## Stated problem
For the data below, report only the number of lines containing the string "Unemployment".

## Provided entries
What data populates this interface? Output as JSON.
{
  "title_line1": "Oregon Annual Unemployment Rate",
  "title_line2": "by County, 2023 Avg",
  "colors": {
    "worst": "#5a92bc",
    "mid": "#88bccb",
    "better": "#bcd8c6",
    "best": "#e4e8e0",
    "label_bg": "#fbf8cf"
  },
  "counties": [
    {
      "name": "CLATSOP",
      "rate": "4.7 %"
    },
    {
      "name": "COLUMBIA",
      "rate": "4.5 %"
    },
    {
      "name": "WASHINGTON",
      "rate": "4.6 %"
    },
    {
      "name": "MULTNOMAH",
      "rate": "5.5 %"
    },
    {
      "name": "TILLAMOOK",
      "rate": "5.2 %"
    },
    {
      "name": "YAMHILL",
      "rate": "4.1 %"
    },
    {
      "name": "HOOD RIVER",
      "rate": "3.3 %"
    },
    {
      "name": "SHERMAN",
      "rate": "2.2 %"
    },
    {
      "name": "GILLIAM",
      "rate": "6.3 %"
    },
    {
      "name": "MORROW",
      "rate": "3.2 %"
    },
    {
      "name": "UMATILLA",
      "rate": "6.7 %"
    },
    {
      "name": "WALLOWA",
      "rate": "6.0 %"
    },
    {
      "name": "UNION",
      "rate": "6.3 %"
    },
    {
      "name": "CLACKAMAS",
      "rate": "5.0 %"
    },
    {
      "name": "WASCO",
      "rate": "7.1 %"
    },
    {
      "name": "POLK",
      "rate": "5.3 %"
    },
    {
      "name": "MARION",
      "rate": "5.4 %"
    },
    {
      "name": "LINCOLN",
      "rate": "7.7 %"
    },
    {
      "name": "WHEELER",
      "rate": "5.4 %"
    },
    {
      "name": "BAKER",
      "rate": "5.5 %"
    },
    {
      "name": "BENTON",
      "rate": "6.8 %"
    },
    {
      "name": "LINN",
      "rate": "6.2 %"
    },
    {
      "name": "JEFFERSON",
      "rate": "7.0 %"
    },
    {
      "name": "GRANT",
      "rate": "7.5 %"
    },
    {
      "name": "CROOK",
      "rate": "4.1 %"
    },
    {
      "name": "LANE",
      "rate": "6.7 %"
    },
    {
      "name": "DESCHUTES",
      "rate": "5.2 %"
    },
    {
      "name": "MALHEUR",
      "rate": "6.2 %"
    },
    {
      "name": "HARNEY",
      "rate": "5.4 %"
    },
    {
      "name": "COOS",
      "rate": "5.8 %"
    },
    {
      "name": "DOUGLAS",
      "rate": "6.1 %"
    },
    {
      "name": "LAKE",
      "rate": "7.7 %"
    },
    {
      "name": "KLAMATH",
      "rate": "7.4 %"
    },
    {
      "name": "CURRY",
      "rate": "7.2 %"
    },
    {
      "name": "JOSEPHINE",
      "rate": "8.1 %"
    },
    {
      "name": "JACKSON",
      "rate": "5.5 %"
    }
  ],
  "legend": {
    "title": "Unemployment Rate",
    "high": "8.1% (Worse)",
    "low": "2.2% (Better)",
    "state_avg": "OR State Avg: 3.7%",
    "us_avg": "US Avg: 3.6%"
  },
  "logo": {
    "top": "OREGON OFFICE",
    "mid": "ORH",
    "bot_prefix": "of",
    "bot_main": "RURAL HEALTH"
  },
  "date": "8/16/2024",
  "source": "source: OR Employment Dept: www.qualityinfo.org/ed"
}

## Output for this task
2